▶ **Material shown**

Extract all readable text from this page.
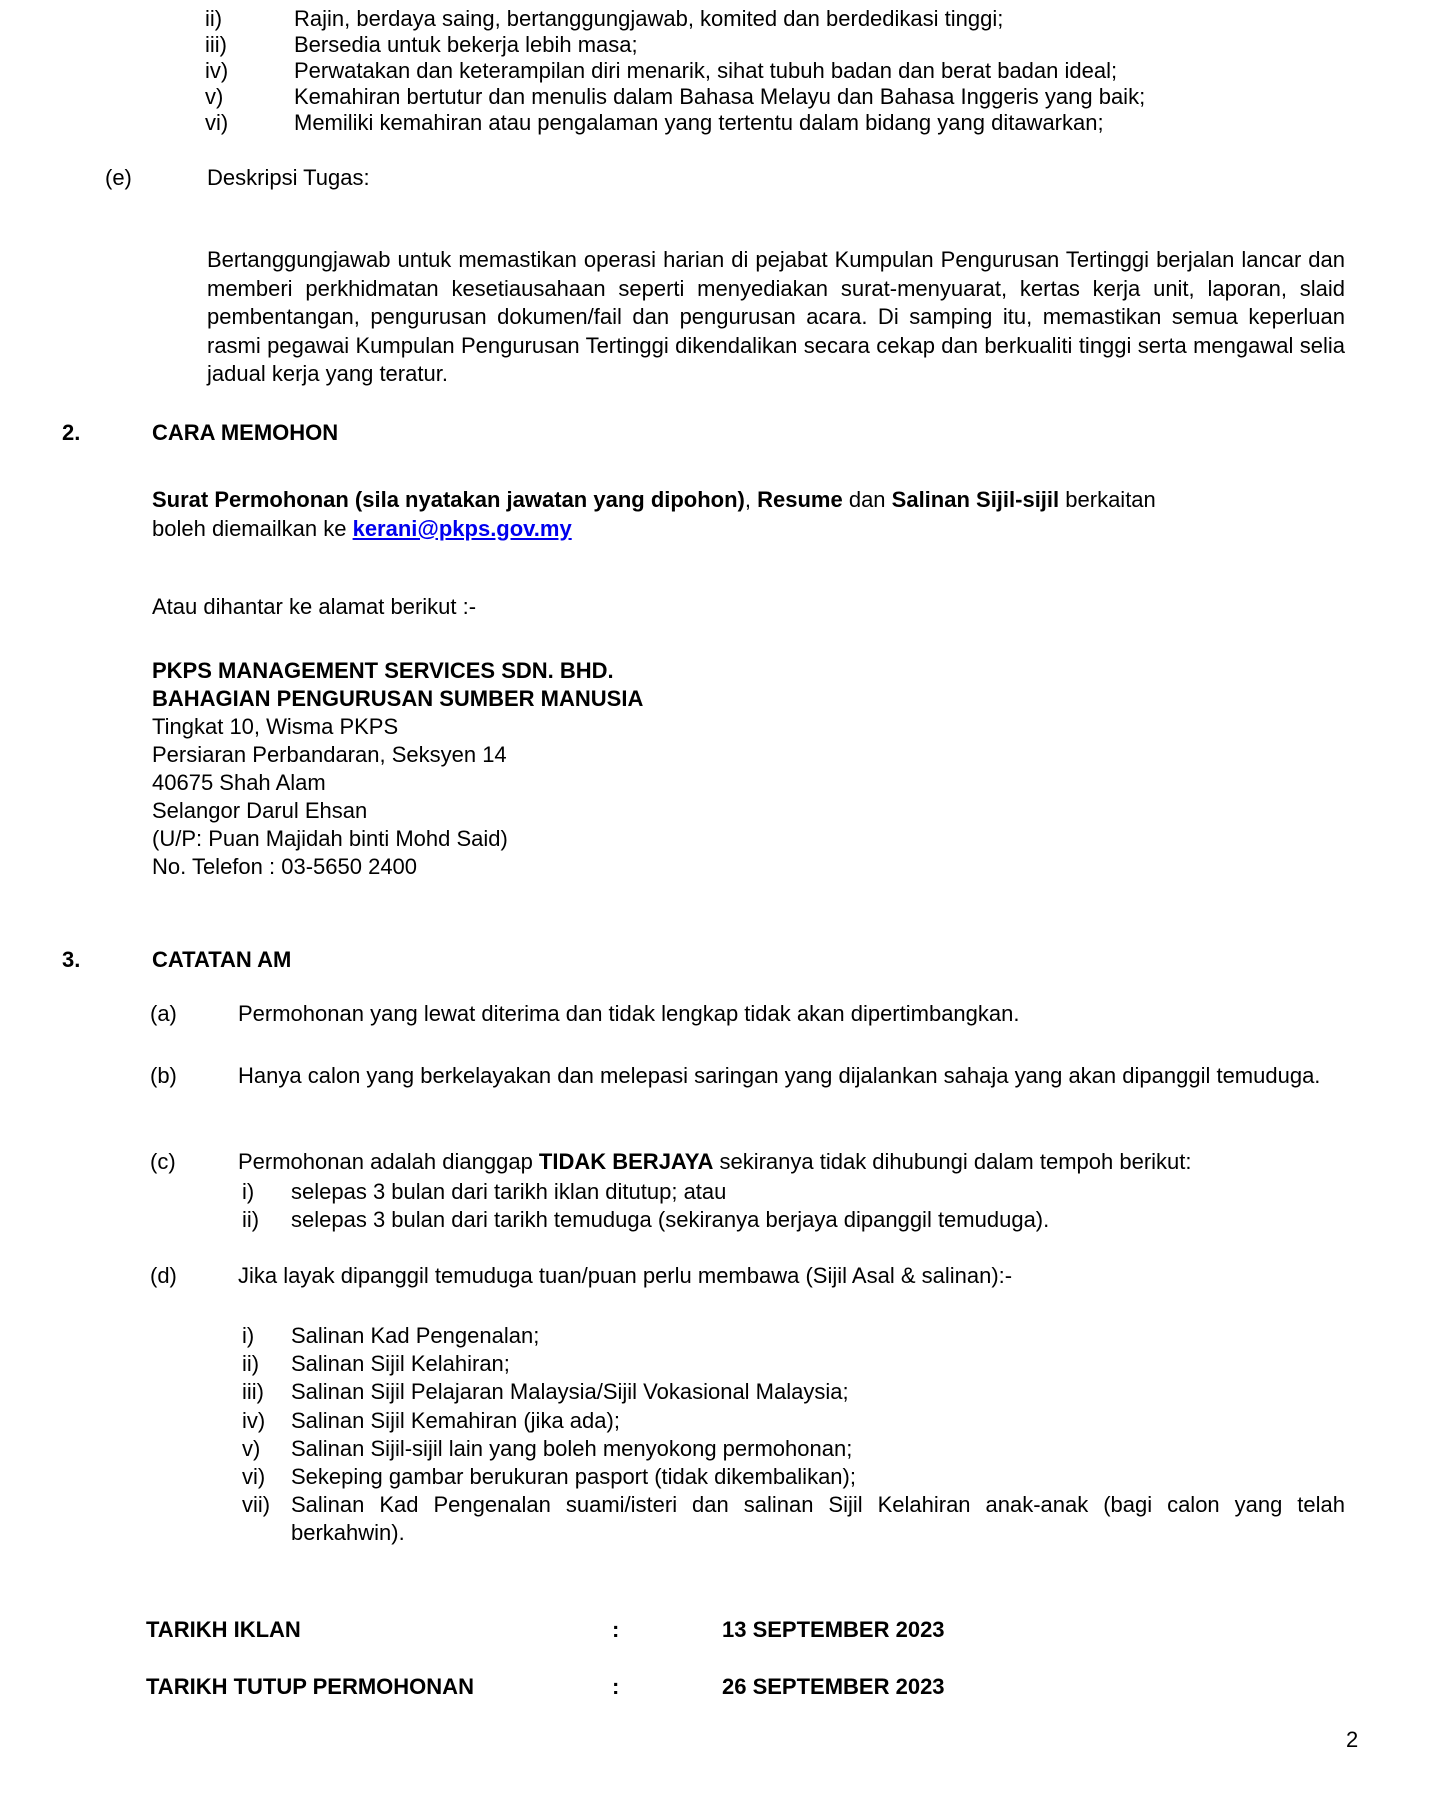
ii)	Rajin, berdaya saing, bertanggungjawab, komited dan berdedikasi tinggi;
iii)	Bersedia untuk bekerja lebih masa;
iv)	Perwatakan dan keterampilan diri menarik, sihat tubuh badan dan berat badan ideal;
v)	Kemahiran bertutur dan menulis dalam Bahasa Melayu dan Bahasa Inggeris yang baik;
vi)	Memiliki kemahiran atau pengalaman yang tertentu dalam bidang yang ditawarkan;
(e)	Deskripsi Tugas:
Bertanggungjawab untuk memastikan operasi harian di pejabat Kumpulan Pengurusan Tertinggi berjalan lancar dan memberi perkhidmatan kesetiausahaan seperti menyediakan surat-menyuarat, kertas kerja unit, laporan, slaid pembentangan, pengurusan dokumen/fail dan pengurusan acara. Di samping itu, memastikan semua keperluan rasmi pegawai Kumpulan Pengurusan Tertinggi dikendalikan secara cekap dan berkualiti tinggi serta mengawal selia jadual kerja yang teratur.
2.	CARA MEMOHON
Surat Permohonan (sila nyatakan jawatan yang dipohon), Resume dan Salinan Sijil-sijil berkaitan
boleh diemailkan ke kerani@pkps.gov.my
Atau dihantar ke alamat berikut :-
PKPS MANAGEMENT SERVICES SDN. BHD.
BAHAGIAN PENGURUSAN SUMBER MANUSIA
Tingkat 10, Wisma PKPS
Persiaran Perbandaran, Seksyen 14
40675 Shah Alam
Selangor Darul Ehsan
(U/P: Puan Majidah binti Mohd Said)
No. Telefon : 03-5650 2400
3.	CATATAN AM
(a)	Permohonan yang lewat diterima dan tidak lengkap tidak akan dipertimbangkan.
(b)	Hanya calon yang berkelayakan dan melepasi saringan yang dijalankan sahaja yang akan dipanggil temuduga.
(c)	Permohonan adalah dianggap TIDAK BERJAYA sekiranya tidak dihubungi dalam tempoh berikut:
i)	selepas 3 bulan dari tarikh iklan ditutup; atau
ii)	selepas 3 bulan dari tarikh temuduga (sekiranya berjaya dipanggil temuduga).
(d)	Jika layak dipanggil temuduga tuan/puan perlu membawa (Sijil Asal & salinan):-
i)	Salinan Kad Pengenalan;
ii)	Salinan Sijil Kelahiran;
iii)	Salinan Sijil Pelajaran Malaysia/Sijil Vokasional Malaysia;
iv)	Salinan Sijil Kemahiran (jika ada);
v)	Salinan Sijil-sijil lain yang boleh menyokong permohonan;
vi)	Sekeping gambar berukuran pasport (tidak dikembalikan);
vii) Salinan Kad Pengenalan suami/isteri dan salinan Sijil Kelahiran anak-anak (bagi calon yang telah berkahwin).
TARIKH IKLAN	:	13 SEPTEMBER 2023
TARIKH TUTUP PERMOHONAN	:	26 SEPTEMBER 2023
2
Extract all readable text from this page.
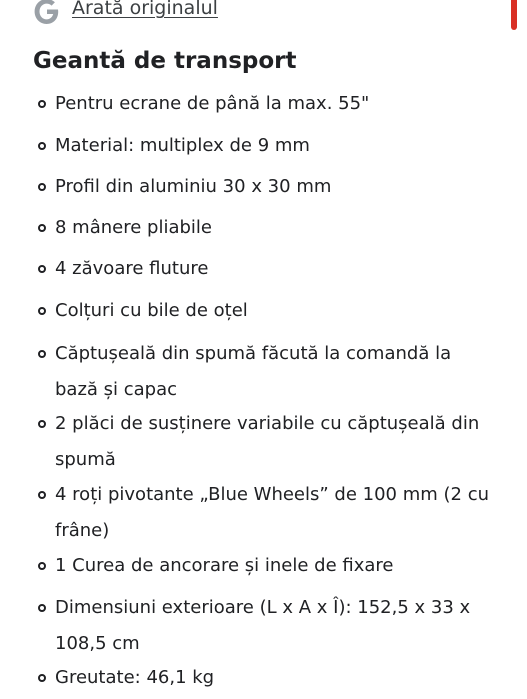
Arată originalul
Geantă de transport
Pentru ecrane de până la max. 55"
Material: multiplex de 9 mm
Profil din aluminiu 30 x 30 mm
8 mânere pliabile
4 zăvoare fluture
Colțuri cu bile de oțel
Căptușeală din spumă făcută la comandă la bază și capac
2 plăci de susținere variabile cu căptușeală din spumă
4 roți pivotante „Blue Wheels” de 100 mm (2 cu frâne)
1 Curea de ancorare și inele de fixare
Dimensiuni exterioare (L x A x Î): 152,5 x 33 x 108,5 cm
Greutate: 46,1 kg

▶ **Given task**
Each entry above should be reproduced exactly, with the pictures removed.

▶ **Output for this exercise**
Extract all readable text from this page.
ii)	Rajin, berdaya saing, bertanggungjawab, komited dan berdedikasi tinggi;
iii)	Bersedia untuk bekerja lebih masa;
iv)	Perwatakan dan keterampilan diri menarik, sihat tubuh badan dan berat badan ideal;
v)	Kemahiran bertutur dan menulis dalam Bahasa Melayu dan Bahasa Inggeris yang baik;
vi)	Memiliki kemahiran atau pengalaman yang tertentu dalam bidang yang ditawarkan;
(e)	Deskripsi Tugas:
Bertanggungjawab untuk memastikan operasi harian di pejabat Kumpulan Pengurusan Tertinggi berjalan lancar dan memberi perkhidmatan kesetiausahaan seperti menyediakan surat-menyuarat, kertas kerja unit, laporan, slaid pembentangan, pengurusan dokumen/fail dan pengurusan acara. Di samping itu, memastikan semua keperluan rasmi pegawai Kumpulan Pengurusan Tertinggi dikendalikan secara cekap dan berkualiti tinggi serta mengawal selia jadual kerja yang teratur.
2.	CARA MEMOHON
Surat Permohonan (sila nyatakan jawatan yang dipohon), Resume dan Salinan Sijil-sijil berkaitan
boleh diemailkan ke kerani@pkps.gov.my
Atau dihantar ke alamat berikut :-
PKPS MANAGEMENT SERVICES SDN. BHD.
BAHAGIAN PENGURUSAN SUMBER MANUSIA
Tingkat 10, Wisma PKPS
Persiaran Perbandaran, Seksyen 14
40675 Shah Alam
Selangor Darul Ehsan
(U/P: Puan Majidah binti Mohd Said)
No. Telefon : 03-5650 2400
3.	CATATAN AM
(a)	Permohonan yang lewat diterima dan tidak lengkap tidak akan dipertimbangkan.
(b)	Hanya calon yang berkelayakan dan melepasi saringan yang dijalankan sahaja yang akan dipanggil temuduga.
(c)	Permohonan adalah dianggap TIDAK BERJAYA sekiranya tidak dihubungi dalam tempoh berikut:
i)	selepas 3 bulan dari tarikh iklan ditutup; atau
ii)	selepas 3 bulan dari tarikh temuduga (sekiranya berjaya dipanggil temuduga).
(d)	Jika layak dipanggil temuduga tuan/puan perlu membawa (Sijil Asal & salinan):-
i)	Salinan Kad Pengenalan;
ii)	Salinan Sijil Kelahiran;
iii)	Salinan Sijil Pelajaran Malaysia/Sijil Vokasional Malaysia;
iv)	Salinan Sijil Kemahiran (jika ada);
v)	Salinan Sijil-sijil lain yang boleh menyokong permohonan;
vi)	Sekeping gambar berukuran pasport (tidak dikembalikan);
vii) Salinan Kad Pengenalan suami/isteri dan salinan Sijil Kelahiran anak-anak (bagi calon yang telah berkahwin).
TARIKH IKLAN	:	13 SEPTEMBER 2023
TARIKH TUTUP PERMOHONAN	:	26 SEPTEMBER 2023
2
Extract all readable text from this page.
Arată originalul
Geantă de transport
Pentru ecrane de până la max. 55"
Material: multiplex de 9 mm
Profil din aluminiu 30 x 30 mm
8 mânere pliabile
4 zăvoare fluture
Colțuri cu bile de oțel
Căptușeală din spumă făcută la comandă la bază și capac
2 plăci de susținere variabile cu căptușeală din spumă
4 roți pivotante „Blue Wheels” de 100 mm (2 cu frâne)
1 Curea de ancorare și inele de fixare
Dimensiuni exterioare (L x A x Î): 152,5 x 33 x 108,5 cm
Greutate: 46,1 kg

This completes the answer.